» **WORK TO COMPLETE**: Repeat everything in the material exactly.

/---

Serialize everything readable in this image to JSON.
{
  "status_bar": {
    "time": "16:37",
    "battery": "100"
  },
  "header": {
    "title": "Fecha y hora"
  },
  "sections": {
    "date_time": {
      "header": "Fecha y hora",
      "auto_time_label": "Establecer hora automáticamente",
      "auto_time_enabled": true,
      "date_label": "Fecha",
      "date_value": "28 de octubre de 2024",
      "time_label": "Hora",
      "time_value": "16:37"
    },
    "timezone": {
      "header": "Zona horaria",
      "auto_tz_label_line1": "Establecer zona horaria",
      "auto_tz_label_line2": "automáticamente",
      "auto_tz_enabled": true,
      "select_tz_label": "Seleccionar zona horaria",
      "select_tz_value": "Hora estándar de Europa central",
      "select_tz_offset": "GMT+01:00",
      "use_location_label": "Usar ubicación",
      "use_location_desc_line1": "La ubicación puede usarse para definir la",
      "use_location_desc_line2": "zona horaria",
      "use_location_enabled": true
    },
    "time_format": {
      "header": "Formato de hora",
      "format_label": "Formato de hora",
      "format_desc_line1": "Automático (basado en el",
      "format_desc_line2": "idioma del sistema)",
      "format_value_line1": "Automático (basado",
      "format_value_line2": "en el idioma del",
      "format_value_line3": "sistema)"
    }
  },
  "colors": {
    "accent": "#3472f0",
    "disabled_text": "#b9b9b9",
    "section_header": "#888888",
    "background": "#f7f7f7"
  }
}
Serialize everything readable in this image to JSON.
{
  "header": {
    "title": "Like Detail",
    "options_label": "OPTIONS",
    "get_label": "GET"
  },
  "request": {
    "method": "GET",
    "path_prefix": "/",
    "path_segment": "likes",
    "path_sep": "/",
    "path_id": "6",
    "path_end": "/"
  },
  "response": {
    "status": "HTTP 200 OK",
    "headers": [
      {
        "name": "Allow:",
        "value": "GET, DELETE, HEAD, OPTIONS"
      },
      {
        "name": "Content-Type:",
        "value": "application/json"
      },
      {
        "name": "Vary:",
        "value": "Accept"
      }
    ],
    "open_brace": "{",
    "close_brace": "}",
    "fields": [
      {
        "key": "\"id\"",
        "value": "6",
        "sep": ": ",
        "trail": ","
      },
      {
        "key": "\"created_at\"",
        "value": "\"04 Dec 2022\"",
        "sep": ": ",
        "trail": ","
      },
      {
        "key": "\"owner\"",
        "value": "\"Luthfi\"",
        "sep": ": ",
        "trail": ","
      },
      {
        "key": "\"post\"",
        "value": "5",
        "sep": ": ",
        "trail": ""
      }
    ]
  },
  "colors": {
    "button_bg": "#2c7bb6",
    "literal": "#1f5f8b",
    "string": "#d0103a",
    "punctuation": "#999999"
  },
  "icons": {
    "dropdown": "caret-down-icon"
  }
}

\---

» **SOLVED EXERCISE**:
Serialize everything readable in this image to JSON.
{
  "status_bar": {
    "time": "16:37",
    "battery": "100"
  },
  "header": {
    "title": "Fecha y hora"
  },
  "sections": {
    "date_time": {
      "header": "Fecha y hora",
      "auto_time_label": "Establecer hora automáticamente",
      "auto_time_enabled": true,
      "date_label": "Fecha",
      "date_value": "28 de octubre de 2024",
      "time_label": "Hora",
      "time_value": "16:37"
    },
    "timezone": {
      "header": "Zona horaria",
      "auto_tz_label_line1": "Establecer zona horaria",
      "auto_tz_label_line2": "automáticamente",
      "auto_tz_enabled": true,
      "select_tz_label": "Seleccionar zona horaria",
      "select_tz_value": "Hora estándar de Europa central",
      "select_tz_offset": "GMT+01:00",
      "use_location_label": "Usar ubicación",
      "use_location_desc_line1": "La ubicación puede usarse para definir la",
      "use_location_desc_line2": "zona horaria",
      "use_location_enabled": true
    },
    "time_format": {
      "header": "Formato de hora",
      "format_label": "Formato de hora",
      "format_desc_line1": "Automático (basado en el",
      "format_desc_line2": "idioma del sistema)",
      "format_value_line1": "Automático (basado",
      "format_value_line2": "en el idioma del",
      "format_value_line3": "sistema)"
    }
  },
  "colors": {
    "accent": "#3472f0",
    "disabled_text": "#b9b9b9",
    "section_header": "#888888",
    "background": "#f7f7f7"
  }
}
Serialize everything readable in this image to JSON.
{
  "header": {
    "title": "Like Detail",
    "options_label": "OPTIONS",
    "get_label": "GET"
  },
  "request": {
    "method": "GET",
    "path_prefix": "/",
    "path_segment": "likes",
    "path_sep": "/",
    "path_id": "6",
    "path_end": "/"
  },
  "response": {
    "status": "HTTP 200 OK",
    "headers": [
      {
        "name": "Allow:",
        "value": "GET, DELETE, HEAD, OPTIONS"
      },
      {
        "name": "Content-Type:",
        "value": "application/json"
      },
      {
        "name": "Vary:",
        "value": "Accept"
      }
    ],
    "open_brace": "{",
    "close_brace": "}",
    "fields": [
      {
        "key": "\"id\"",
        "value": "6",
        "sep": ": ",
        "trail": ","
      },
      {
        "key": "\"created_at\"",
        "value": "\"04 Dec 2022\"",
        "sep": ": ",
        "trail": ","
      },
      {
        "key": "\"owner\"",
        "value": "\"Luthfi\"",
        "sep": ": ",
        "trail": ","
      },
      {
        "key": "\"post\"",
        "value": "5",
        "sep": ": ",
        "trail": ""
      }
    ]
  },
  "colors": {
    "button_bg": "#2c7bb6",
    "literal": "#1f5f8b",
    "string": "#d0103a",
    "punctuation": "#999999"
  },
  "icons": {
    "dropdown": "caret-down-icon"
  }
}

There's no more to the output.